*What is expected*: Reproduce each line from the records that holds "xlabel".
-- Begin Data provided --
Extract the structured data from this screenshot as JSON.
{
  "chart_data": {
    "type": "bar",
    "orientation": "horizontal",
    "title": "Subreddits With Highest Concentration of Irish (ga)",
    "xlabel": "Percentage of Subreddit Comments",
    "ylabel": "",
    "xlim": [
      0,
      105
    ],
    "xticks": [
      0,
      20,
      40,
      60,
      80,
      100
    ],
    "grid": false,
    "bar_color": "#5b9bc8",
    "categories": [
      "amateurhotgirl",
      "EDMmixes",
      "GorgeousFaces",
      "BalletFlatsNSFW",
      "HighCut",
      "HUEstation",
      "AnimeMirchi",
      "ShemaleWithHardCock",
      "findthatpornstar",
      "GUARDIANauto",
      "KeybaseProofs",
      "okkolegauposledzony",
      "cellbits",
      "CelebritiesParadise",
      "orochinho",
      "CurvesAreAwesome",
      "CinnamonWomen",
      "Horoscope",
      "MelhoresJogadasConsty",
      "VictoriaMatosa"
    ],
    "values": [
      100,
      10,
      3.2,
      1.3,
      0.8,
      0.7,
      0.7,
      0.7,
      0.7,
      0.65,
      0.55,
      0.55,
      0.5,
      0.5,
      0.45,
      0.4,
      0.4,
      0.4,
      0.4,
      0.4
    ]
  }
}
-- End Data provided --
-- Begin Data provided --
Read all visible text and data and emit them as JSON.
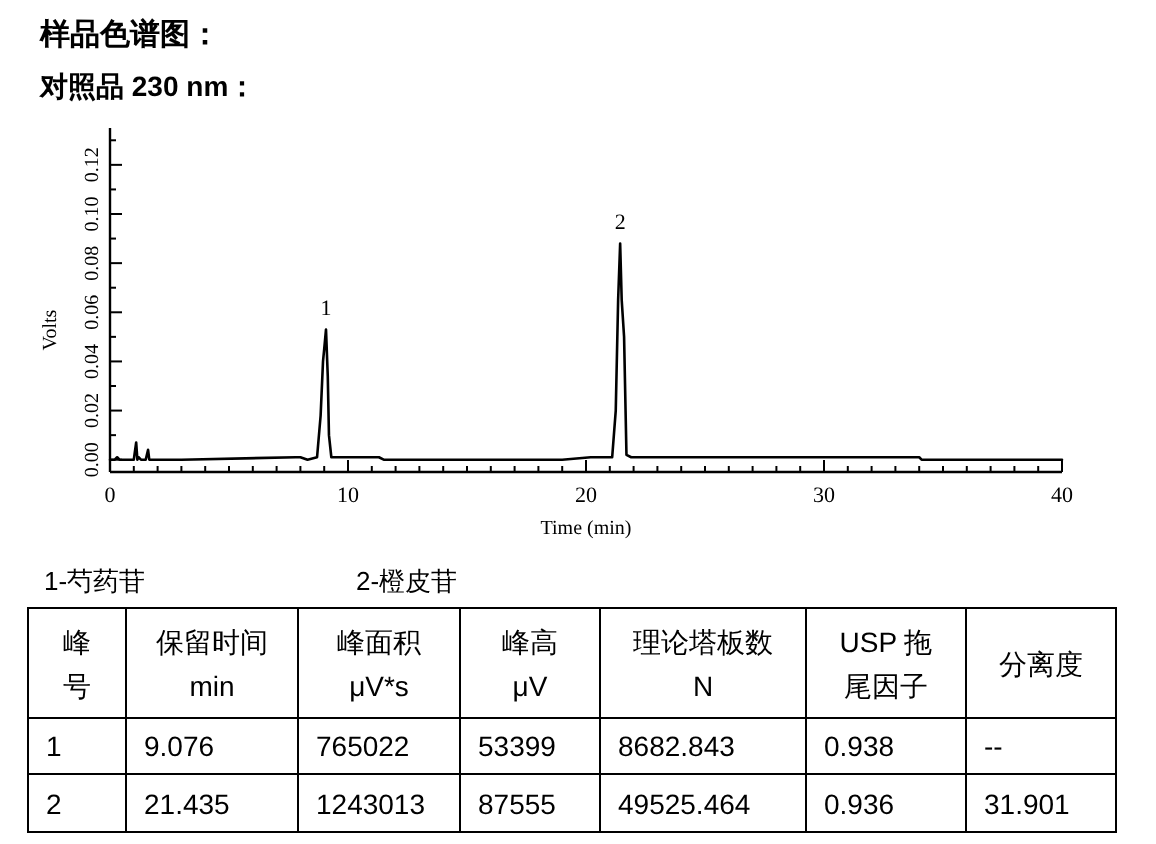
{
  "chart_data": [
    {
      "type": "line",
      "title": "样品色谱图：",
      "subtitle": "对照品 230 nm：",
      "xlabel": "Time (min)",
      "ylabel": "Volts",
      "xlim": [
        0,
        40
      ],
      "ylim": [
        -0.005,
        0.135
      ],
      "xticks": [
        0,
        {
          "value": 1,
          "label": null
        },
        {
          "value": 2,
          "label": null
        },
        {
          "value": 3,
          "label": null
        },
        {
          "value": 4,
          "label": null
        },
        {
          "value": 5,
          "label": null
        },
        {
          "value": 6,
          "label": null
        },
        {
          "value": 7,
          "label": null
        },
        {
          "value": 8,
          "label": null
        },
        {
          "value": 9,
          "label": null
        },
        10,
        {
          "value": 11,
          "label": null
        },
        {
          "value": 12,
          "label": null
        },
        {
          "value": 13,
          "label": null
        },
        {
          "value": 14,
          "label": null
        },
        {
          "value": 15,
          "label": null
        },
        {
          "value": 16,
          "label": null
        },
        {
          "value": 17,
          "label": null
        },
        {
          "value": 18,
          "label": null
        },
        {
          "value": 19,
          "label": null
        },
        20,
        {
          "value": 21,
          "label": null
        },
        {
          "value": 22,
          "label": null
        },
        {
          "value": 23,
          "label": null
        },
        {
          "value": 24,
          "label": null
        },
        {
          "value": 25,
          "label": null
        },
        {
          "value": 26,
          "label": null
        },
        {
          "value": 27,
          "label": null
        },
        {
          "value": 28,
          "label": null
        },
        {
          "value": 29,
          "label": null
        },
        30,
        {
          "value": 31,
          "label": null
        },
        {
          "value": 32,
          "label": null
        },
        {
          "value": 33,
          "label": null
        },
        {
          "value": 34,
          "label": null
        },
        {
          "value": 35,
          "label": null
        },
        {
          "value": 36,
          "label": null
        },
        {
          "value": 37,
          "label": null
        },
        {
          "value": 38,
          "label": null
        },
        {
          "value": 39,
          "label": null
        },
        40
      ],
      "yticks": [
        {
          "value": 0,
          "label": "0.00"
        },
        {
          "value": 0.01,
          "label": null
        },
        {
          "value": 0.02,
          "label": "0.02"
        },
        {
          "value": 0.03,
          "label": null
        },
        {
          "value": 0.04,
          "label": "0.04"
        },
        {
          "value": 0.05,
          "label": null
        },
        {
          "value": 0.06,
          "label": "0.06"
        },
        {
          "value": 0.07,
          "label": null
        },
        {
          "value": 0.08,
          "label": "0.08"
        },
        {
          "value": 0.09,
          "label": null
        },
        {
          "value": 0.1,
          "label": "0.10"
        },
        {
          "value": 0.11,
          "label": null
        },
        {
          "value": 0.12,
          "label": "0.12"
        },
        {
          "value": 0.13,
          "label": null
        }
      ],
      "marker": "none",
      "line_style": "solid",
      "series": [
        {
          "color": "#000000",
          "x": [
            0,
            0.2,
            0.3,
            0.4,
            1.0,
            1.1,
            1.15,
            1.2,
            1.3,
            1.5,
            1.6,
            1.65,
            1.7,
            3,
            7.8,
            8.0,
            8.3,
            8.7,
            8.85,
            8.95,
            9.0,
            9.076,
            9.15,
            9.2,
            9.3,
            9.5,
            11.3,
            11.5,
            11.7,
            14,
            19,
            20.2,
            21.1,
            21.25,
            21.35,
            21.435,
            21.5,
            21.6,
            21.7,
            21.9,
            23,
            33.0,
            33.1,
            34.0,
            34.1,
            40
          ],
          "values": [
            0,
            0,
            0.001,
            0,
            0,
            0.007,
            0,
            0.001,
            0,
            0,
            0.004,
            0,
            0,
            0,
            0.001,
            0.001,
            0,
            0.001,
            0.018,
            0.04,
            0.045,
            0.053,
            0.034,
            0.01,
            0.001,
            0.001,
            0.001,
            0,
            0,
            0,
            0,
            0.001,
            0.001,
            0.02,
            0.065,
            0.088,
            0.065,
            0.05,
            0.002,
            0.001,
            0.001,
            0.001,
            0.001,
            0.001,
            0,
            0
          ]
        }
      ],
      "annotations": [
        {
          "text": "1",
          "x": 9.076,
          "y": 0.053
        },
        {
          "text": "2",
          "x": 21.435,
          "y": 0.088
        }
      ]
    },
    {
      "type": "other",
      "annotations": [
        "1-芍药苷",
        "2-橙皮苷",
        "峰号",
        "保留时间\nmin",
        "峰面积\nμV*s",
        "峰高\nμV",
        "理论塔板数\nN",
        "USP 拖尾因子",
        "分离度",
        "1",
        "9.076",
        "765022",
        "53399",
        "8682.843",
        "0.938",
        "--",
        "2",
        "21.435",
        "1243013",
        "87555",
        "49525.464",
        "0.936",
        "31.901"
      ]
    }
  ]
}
-- End Data provided --
*Result*:
    "xlabel": "Percentage of Subreddit Comments",
      "xlabel": "Time (min)",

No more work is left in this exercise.